Task to carry out
Please output every line of the material as it stands, without the pictures.

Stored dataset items
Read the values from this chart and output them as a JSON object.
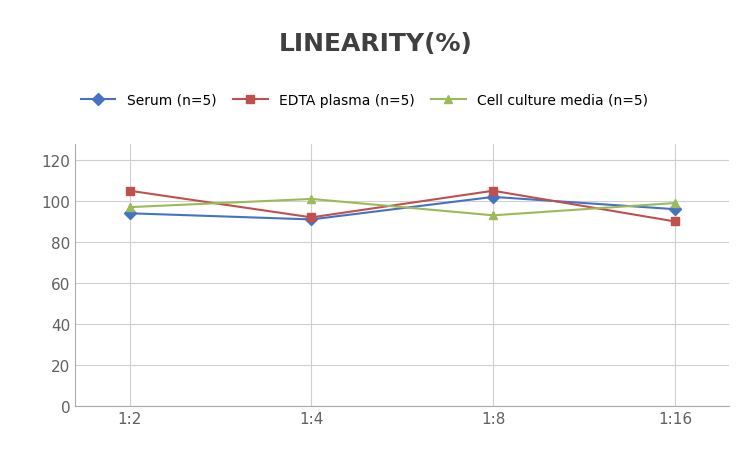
{
  "title": "LINEARITY(%)",
  "title_fontsize": 18,
  "title_fontweight": "bold",
  "title_color": "#404040",
  "x_labels": [
    "1:2",
    "1:4",
    "1:8",
    "1:16"
  ],
  "x_positions": [
    0,
    1,
    2,
    3
  ],
  "series": [
    {
      "label": "Serum (n=5)",
      "color": "#4472C4",
      "marker": "D",
      "marker_color": "#4472C4",
      "values": [
        94,
        91,
        102,
        96
      ]
    },
    {
      "label": "EDTA plasma (n=5)",
      "color": "#C0504D",
      "marker": "s",
      "marker_color": "#C0504D",
      "values": [
        105,
        92,
        105,
        90
      ]
    },
    {
      "label": "Cell culture media (n=5)",
      "color": "#9BBB59",
      "marker": "^",
      "marker_color": "#9BBB59",
      "values": [
        97,
        101,
        93,
        99
      ]
    }
  ],
  "ylim": [
    0,
    128
  ],
  "yticks": [
    0,
    20,
    40,
    60,
    80,
    100,
    120
  ],
  "grid_color": "#D0D0D0",
  "background_color": "#FFFFFF",
  "legend_fontsize": 10,
  "axis_fontsize": 11,
  "tick_color": "#606060"
}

Solution below
Read the values from this chart and output them as a JSON object.
{
  "title": "LINEARITY(%)",
  "title_fontsize": 18,
  "title_fontweight": "bold",
  "title_color": "#404040",
  "x_labels": [
    "1:2",
    "1:4",
    "1:8",
    "1:16"
  ],
  "x_positions": [
    0,
    1,
    2,
    3
  ],
  "series": [
    {
      "label": "Serum (n=5)",
      "color": "#4472C4",
      "marker": "D",
      "marker_color": "#4472C4",
      "values": [
        94,
        91,
        102,
        96
      ]
    },
    {
      "label": "EDTA plasma (n=5)",
      "color": "#C0504D",
      "marker": "s",
      "marker_color": "#C0504D",
      "values": [
        105,
        92,
        105,
        90
      ]
    },
    {
      "label": "Cell culture media (n=5)",
      "color": "#9BBB59",
      "marker": "^",
      "marker_color": "#9BBB59",
      "values": [
        97,
        101,
        93,
        99
      ]
    }
  ],
  "ylim": [
    0,
    128
  ],
  "yticks": [
    0,
    20,
    40,
    60,
    80,
    100,
    120
  ],
  "grid_color": "#D0D0D0",
  "background_color": "#FFFFFF",
  "legend_fontsize": 10,
  "axis_fontsize": 11,
  "tick_color": "#606060"
}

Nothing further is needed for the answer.